### GOAL OF THE EXERCISE
Could you repeat the records word for word, starting at the line that has "What elements are" and stopping after the line that has "question-why-are: WHY ARE"? Leave the pictures out of your reply.

:: EXTRACTED DATA

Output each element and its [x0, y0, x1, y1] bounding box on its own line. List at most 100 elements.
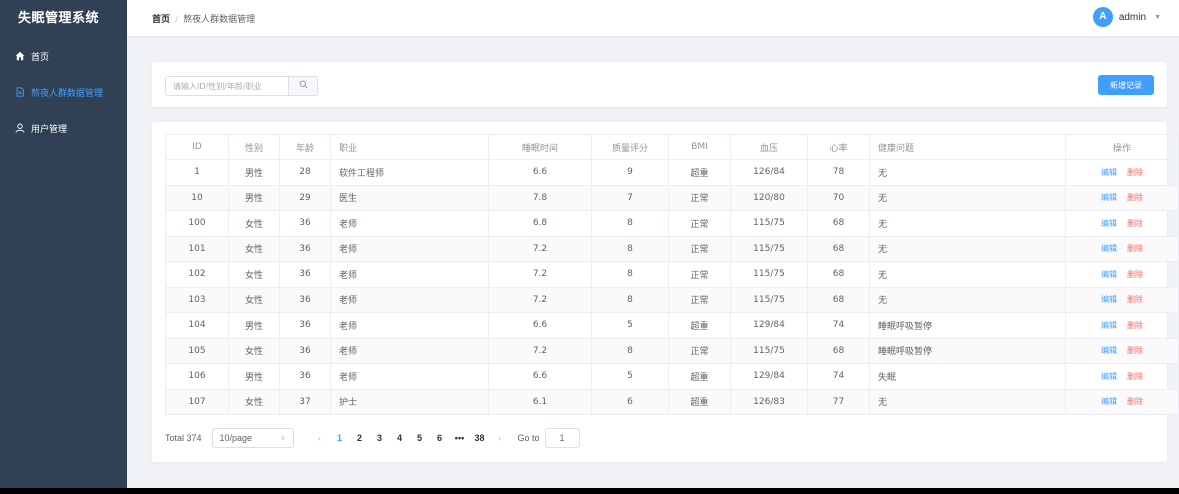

::::
:: EXTRACTED DATA

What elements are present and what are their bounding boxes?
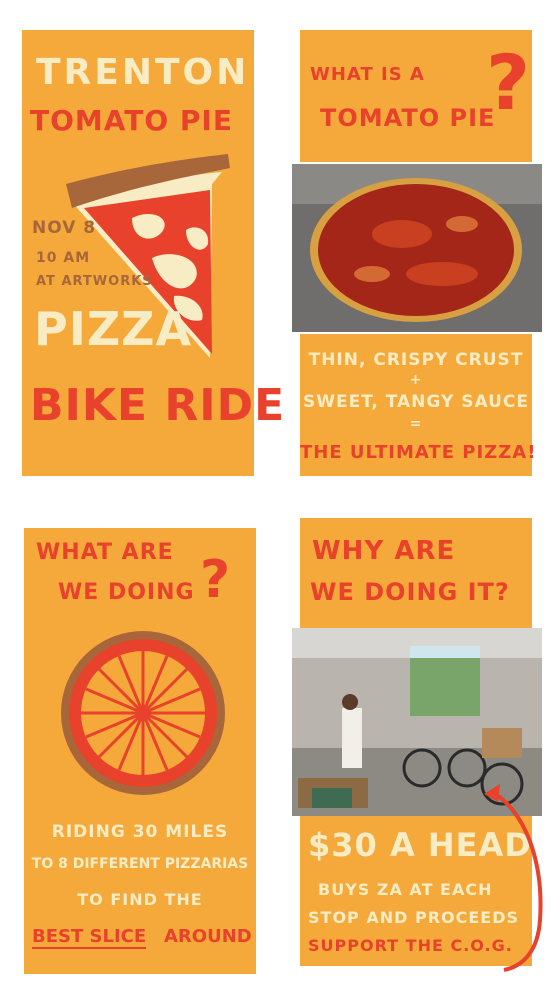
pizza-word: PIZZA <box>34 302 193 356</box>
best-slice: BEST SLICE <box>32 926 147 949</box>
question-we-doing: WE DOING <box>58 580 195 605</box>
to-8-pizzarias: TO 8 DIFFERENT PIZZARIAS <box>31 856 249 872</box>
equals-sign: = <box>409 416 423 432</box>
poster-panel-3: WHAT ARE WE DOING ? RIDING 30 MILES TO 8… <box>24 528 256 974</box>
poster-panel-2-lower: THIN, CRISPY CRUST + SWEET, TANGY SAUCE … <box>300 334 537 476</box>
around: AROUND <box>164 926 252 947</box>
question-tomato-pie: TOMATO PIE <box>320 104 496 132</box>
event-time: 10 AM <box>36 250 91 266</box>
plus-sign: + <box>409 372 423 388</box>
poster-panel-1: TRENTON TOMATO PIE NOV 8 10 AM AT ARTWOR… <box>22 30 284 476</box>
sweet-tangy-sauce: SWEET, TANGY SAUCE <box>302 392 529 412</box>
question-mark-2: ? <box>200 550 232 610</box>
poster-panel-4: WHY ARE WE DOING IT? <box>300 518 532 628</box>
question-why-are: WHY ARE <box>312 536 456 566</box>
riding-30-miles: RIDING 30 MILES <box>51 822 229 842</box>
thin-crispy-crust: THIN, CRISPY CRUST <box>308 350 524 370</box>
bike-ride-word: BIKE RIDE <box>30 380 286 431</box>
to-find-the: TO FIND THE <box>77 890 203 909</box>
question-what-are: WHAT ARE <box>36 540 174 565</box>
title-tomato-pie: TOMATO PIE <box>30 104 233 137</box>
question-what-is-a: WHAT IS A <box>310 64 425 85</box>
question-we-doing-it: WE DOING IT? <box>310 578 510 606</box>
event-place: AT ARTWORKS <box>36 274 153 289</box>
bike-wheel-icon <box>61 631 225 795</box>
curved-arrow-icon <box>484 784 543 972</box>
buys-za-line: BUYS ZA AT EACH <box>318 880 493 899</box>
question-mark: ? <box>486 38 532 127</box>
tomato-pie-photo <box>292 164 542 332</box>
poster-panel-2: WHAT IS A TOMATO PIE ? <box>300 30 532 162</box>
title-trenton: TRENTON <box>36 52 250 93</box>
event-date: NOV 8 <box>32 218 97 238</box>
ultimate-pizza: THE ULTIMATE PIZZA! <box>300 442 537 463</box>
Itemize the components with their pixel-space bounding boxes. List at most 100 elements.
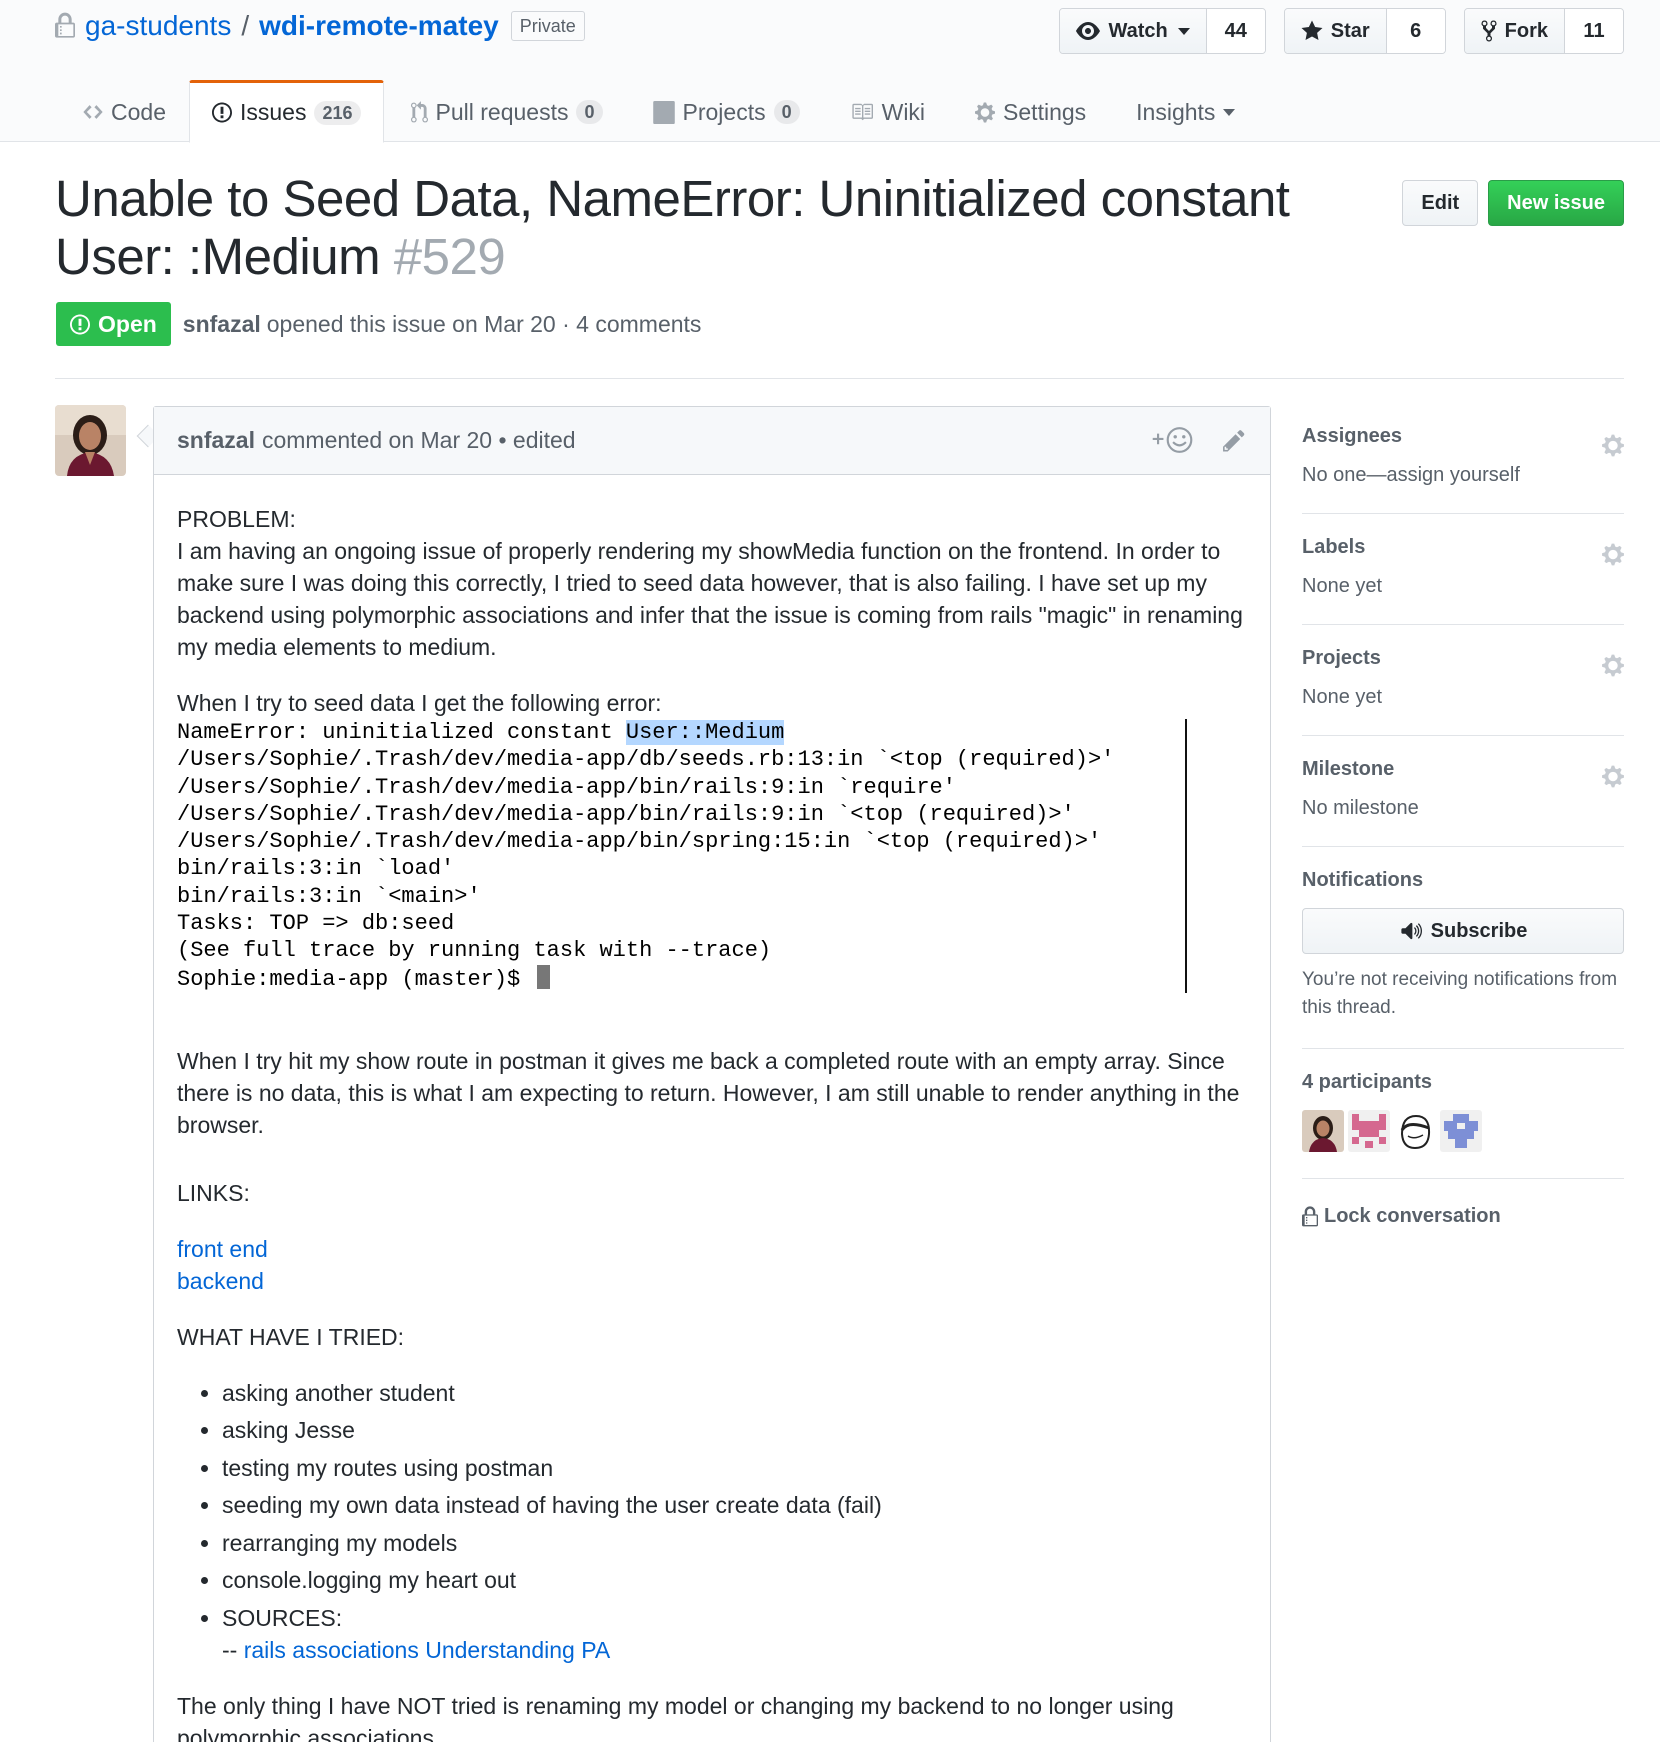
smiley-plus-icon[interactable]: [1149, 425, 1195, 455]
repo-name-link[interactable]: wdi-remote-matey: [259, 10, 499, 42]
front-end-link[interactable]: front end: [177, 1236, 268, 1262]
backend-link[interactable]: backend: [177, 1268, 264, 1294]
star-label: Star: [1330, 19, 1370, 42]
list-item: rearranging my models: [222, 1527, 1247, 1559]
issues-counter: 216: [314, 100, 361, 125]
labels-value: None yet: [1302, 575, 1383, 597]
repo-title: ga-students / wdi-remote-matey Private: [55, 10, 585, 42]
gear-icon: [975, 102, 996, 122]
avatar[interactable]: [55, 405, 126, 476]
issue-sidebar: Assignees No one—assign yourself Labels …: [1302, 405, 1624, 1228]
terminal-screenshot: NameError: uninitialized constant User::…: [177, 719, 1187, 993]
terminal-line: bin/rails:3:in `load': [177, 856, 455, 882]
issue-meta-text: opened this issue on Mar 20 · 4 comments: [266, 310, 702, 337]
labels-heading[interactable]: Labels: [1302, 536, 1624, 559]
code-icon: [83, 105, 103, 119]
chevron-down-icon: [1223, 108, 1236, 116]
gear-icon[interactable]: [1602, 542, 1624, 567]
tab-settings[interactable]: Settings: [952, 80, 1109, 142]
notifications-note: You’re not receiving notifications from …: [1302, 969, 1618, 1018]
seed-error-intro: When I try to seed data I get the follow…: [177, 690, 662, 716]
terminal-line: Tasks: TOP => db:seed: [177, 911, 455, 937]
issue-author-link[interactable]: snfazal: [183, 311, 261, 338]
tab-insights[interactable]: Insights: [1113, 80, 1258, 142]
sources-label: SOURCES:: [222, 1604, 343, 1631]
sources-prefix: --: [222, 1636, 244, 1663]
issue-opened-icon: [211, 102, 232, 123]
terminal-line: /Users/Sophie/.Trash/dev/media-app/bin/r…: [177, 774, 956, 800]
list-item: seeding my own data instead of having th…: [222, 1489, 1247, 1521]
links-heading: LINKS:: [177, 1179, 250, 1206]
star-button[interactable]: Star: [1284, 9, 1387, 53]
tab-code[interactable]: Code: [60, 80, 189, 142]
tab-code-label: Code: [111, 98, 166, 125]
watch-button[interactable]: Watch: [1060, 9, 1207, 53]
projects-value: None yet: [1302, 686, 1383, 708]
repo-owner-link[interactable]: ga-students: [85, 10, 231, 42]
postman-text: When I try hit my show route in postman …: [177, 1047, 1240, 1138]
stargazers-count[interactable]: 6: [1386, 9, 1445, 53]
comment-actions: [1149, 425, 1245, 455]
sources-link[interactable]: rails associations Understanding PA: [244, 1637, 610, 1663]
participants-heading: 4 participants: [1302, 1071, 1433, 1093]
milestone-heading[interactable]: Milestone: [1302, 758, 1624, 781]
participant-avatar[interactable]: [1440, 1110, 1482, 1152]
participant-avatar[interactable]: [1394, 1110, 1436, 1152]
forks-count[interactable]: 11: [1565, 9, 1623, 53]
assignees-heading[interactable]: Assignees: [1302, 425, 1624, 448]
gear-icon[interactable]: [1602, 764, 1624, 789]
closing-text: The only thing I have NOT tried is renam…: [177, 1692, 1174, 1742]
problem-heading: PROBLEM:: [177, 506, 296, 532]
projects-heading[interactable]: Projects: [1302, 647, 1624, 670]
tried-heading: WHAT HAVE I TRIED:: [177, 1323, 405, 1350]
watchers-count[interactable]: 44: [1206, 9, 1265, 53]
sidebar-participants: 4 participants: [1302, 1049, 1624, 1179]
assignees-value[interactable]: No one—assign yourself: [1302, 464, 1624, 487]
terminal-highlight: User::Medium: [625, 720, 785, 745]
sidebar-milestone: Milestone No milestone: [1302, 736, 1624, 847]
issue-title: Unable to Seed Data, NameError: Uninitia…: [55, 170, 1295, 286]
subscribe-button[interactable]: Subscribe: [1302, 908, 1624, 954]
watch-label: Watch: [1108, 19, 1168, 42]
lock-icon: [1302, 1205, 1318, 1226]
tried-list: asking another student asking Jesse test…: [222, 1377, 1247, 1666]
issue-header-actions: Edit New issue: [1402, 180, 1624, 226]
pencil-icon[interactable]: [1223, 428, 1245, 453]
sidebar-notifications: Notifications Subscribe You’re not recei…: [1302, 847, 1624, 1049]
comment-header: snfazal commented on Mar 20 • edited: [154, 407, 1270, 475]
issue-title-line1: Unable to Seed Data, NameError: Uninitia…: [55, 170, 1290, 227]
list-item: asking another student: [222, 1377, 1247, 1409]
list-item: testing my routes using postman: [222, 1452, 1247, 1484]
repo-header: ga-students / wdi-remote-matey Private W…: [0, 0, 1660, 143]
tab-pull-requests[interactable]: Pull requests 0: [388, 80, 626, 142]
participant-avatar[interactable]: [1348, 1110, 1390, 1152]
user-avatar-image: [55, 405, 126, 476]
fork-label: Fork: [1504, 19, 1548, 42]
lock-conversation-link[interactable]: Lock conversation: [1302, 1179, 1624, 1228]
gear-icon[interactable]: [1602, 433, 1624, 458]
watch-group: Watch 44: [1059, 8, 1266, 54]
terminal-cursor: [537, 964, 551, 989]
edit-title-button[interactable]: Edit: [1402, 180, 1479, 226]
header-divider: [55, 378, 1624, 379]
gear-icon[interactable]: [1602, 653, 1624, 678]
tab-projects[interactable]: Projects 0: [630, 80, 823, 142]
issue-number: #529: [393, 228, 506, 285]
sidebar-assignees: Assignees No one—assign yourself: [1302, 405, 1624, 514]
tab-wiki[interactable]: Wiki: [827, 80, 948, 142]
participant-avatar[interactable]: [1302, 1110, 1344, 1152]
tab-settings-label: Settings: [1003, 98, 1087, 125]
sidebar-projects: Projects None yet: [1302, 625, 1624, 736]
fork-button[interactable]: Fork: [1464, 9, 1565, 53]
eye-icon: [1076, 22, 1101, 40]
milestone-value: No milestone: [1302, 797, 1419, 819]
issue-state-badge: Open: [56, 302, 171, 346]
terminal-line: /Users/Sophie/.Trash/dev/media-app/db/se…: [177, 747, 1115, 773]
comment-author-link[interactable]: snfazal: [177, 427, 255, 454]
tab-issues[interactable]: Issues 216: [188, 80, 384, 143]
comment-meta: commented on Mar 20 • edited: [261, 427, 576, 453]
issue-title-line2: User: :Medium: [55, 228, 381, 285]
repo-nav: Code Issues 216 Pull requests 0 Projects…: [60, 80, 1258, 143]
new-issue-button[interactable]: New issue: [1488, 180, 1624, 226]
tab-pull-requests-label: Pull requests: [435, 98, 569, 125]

::::

### RESPONSE FOR THIS EXERCISE
What elements are present and what are their bounding boxes?
pizza-word: PIZZA <box>34 302 193 356</box>
best-slice: BEST SLICE <box>32 926 147 949</box>
question-we-doing: WE DOING <box>58 580 195 605</box>
to-8-pizzarias: TO 8 DIFFERENT PIZZARIAS <box>31 856 249 872</box>
equals-sign: = <box>409 416 423 432</box>
poster-panel-3: WHAT ARE WE DOING ? RIDING 30 MILES TO 8… <box>24 528 256 974</box>
poster-panel-2-lower: THIN, CRISPY CRUST + SWEET, TANGY SAUCE … <box>300 334 537 476</box>
around: AROUND <box>164 926 252 947</box>
question-tomato-pie: TOMATO PIE <box>320 104 496 132</box>
event-time: 10 AM <box>36 250 91 266</box>
plus-sign: + <box>409 372 423 388</box>
poster-panel-1: TRENTON TOMATO PIE NOV 8 10 AM AT ARTWOR… <box>22 30 284 476</box>
sweet-tangy-sauce: SWEET, TANGY SAUCE <box>302 392 529 412</box>
question-mark-2: ? <box>200 550 232 610</box>
poster-panel-4: WHY ARE WE DOING IT? <box>300 518 532 628</box>
question-why-are: WHY ARE <box>312 536 456 566</box>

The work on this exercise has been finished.